What the task requires: Reproduce every line of the records below verbatim, leaving out the pictures.

------

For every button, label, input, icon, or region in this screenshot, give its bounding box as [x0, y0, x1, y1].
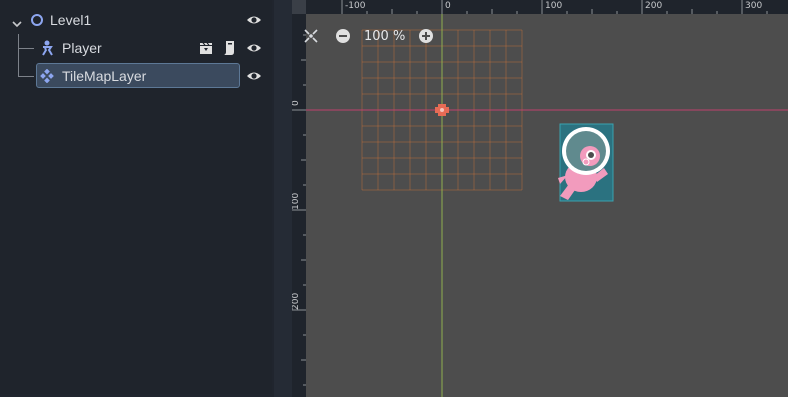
ruler-tick-label: 0 [445, 1, 451, 11]
visibility-eye-icon[interactable] [246, 12, 262, 28]
origin-marker [435, 104, 449, 116]
visibility-eye-icon[interactable] [246, 40, 262, 56]
node2d-circle-icon [30, 13, 44, 30]
clapperboard-icon[interactable] [198, 40, 214, 59]
tilemap-icon [40, 68, 54, 86]
ruler-corner [292, 0, 306, 14]
tree-item-player[interactable]: Player [8, 35, 268, 61]
ruler-tick-label: 100 [292, 192, 301, 210]
tree-item-label: Player [62, 40, 102, 56]
ruler-tick-label: 0 [292, 100, 301, 106]
tree-item-tilemaplayer[interactable]: TileMapLayer [8, 63, 268, 89]
ruler-tick-label: 300 [745, 1, 763, 11]
zoom-level-label[interactable]: 100 % [364, 29, 405, 44]
ruler-tick-label: 100 [545, 1, 563, 11]
scene-tree: Level1 Player TileMapLayer [0, 0, 272, 394]
player-sprite [558, 123, 614, 202]
visibility-eye-icon[interactable] [246, 68, 262, 84]
ruler-tick-label: 200 [292, 292, 301, 310]
chevron-down-icon[interactable] [12, 15, 22, 31]
zoom-in-icon[interactable] [417, 27, 435, 45]
script-icon[interactable] [222, 40, 236, 59]
scene-tree-panel: Level1 Player TileMapLayer [0, 0, 274, 397]
tree-item-level1[interactable]: Level1 [8, 7, 268, 33]
zoom-out-icon[interactable] [334, 27, 352, 45]
canvas-viewport[interactable]: -100 0 100 200 300 0 100 200 100 % [292, 0, 788, 397]
ruler-vertical[interactable]: 0 100 200 [292, 0, 306, 397]
character-body-icon [40, 40, 55, 59]
zoom-toolbar: 100 % [302, 25, 435, 47]
ruler-horizontal[interactable]: -100 0 100 200 300 [292, 0, 788, 14]
tree-item-label: TileMapLayer [62, 68, 147, 84]
ruler-tick-label: -100 [345, 1, 366, 11]
tree-item-label: Level1 [50, 12, 92, 28]
viewport-canvas [306, 14, 788, 397]
panel-splitter[interactable] [274, 0, 292, 397]
ruler-tick-label: 200 [645, 1, 663, 11]
center-view-icon[interactable] [302, 27, 320, 45]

------

Expected answer:
For every button, label, input, icon, or region in this screenshot, give its bounding box as [x0, y0, x1, y1].
ruler-tick-label: 0 [445, 1, 451, 11]
visibility-eye-icon[interactable] [246, 12, 262, 28]
origin-marker [435, 104, 449, 116]
visibility-eye-icon[interactable] [246, 40, 262, 56]
node2d-circle-icon [30, 13, 44, 30]
clapperboard-icon[interactable] [198, 40, 214, 59]
tilemap-icon [40, 68, 54, 86]
ruler-corner [292, 0, 306, 14]
tree-item-player[interactable]: Player [8, 35, 268, 61]
ruler-tick-label: 100 [292, 192, 301, 210]
tree-item-label: Player [62, 40, 102, 56]
ruler-tick-label: 0 [292, 100, 301, 106]
tree-item-tilemaplayer[interactable]: TileMapLayer [8, 63, 268, 89]
ruler-tick-label: 300 [745, 1, 763, 11]
zoom-level-label[interactable]: 100 % [364, 29, 405, 44]
ruler-tick-label: 100 [545, 1, 563, 11]
scene-tree: Level1 Player TileMapLayer [0, 0, 272, 394]
player-sprite [558, 123, 614, 202]
visibility-eye-icon[interactable] [246, 68, 262, 84]
ruler-tick-label: 200 [292, 292, 301, 310]
chevron-down-icon[interactable] [12, 15, 22, 31]
zoom-in-icon[interactable] [417, 27, 435, 45]
script-icon[interactable] [222, 40, 236, 59]
scene-tree-panel: Level1 Player TileMapLayer [0, 0, 274, 397]
tree-item-level1[interactable]: Level1 [8, 7, 268, 33]
zoom-out-icon[interactable] [334, 27, 352, 45]
canvas-viewport[interactable]: -100 0 100 200 300 0 100 200 100 % [292, 0, 788, 397]
ruler-vertical[interactable]: 0 100 200 [292, 0, 306, 397]
character-body-icon [40, 40, 55, 59]
zoom-toolbar: 100 % [302, 25, 435, 47]
ruler-horizontal[interactable]: -100 0 100 200 300 [292, 0, 788, 14]
tree-item-label: TileMapLayer [62, 68, 147, 84]
ruler-tick-label: -100 [345, 1, 366, 11]
tree-item-label: Level1 [50, 12, 92, 28]
viewport-canvas [306, 14, 788, 397]
panel-splitter[interactable] [274, 0, 292, 397]
ruler-tick-label: 200 [645, 1, 663, 11]
center-view-icon[interactable] [302, 27, 320, 45]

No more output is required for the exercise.